**MATERIAL PROVIDED**.

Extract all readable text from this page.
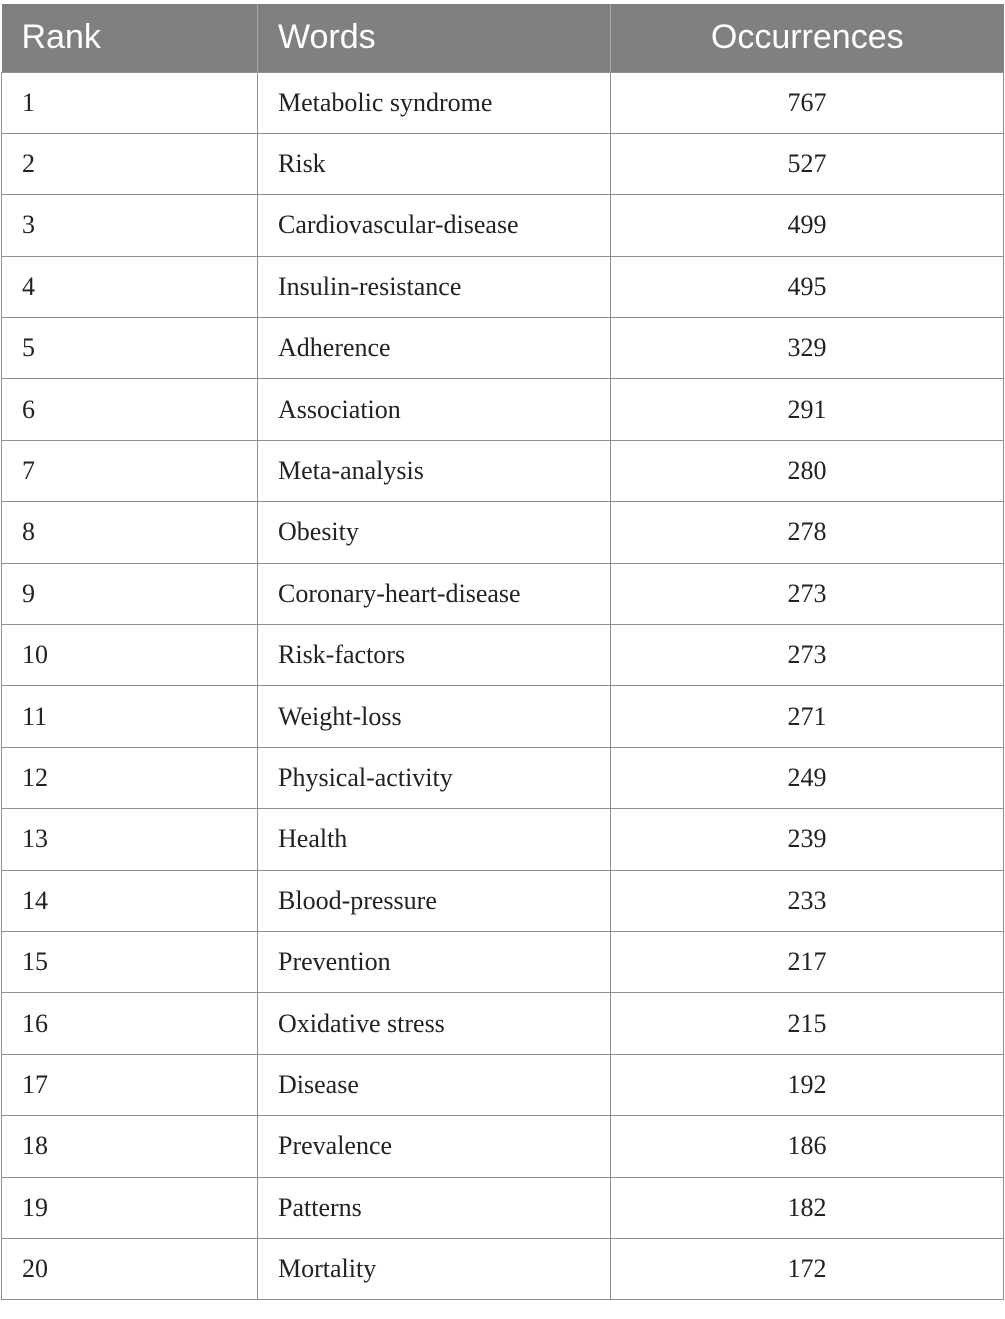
Rank	Words	Occurrences
1	Metabolic syndrome	767
2	Risk	527
3	Cardiovascular-disease	499
4	Insulin-resistance	495
5	Adherence	329
6	Association	291
7	Meta-analysis	280
8	Obesity	278
9	Coronary-heart-disease	273
10	Risk-factors	273
11	Weight-loss	271
12	Physical-activity	249
13	Health	239
14	Blood-pressure	233
15	Prevention	217
16	Oxidative stress	215
17	Disease	192
18	Prevalence	186
19	Patterns	182
20	Mortality	172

**DO THIS**. Copy all of the entries verbatim, leaving out any pictures they contain.

**ANSWER TO THE TASK**.
Extract all readable text from this page.
Rank	Words	Occurrences
1	Metabolic syndrome	767
2	Risk	527
3	Cardiovascular-disease	499
4	Insulin-resistance	495
5	Adherence	329
6	Association	291
7	Meta-analysis	280
8	Obesity	278
9	Coronary-heart-disease	273
10	Risk-factors	273
11	Weight-loss	271
12	Physical-activity	249
13	Health	239
14	Blood-pressure	233
15	Prevention	217
16	Oxidative stress	215
17	Disease	192
18	Prevalence	186
19	Patterns	182
20	Mortality	172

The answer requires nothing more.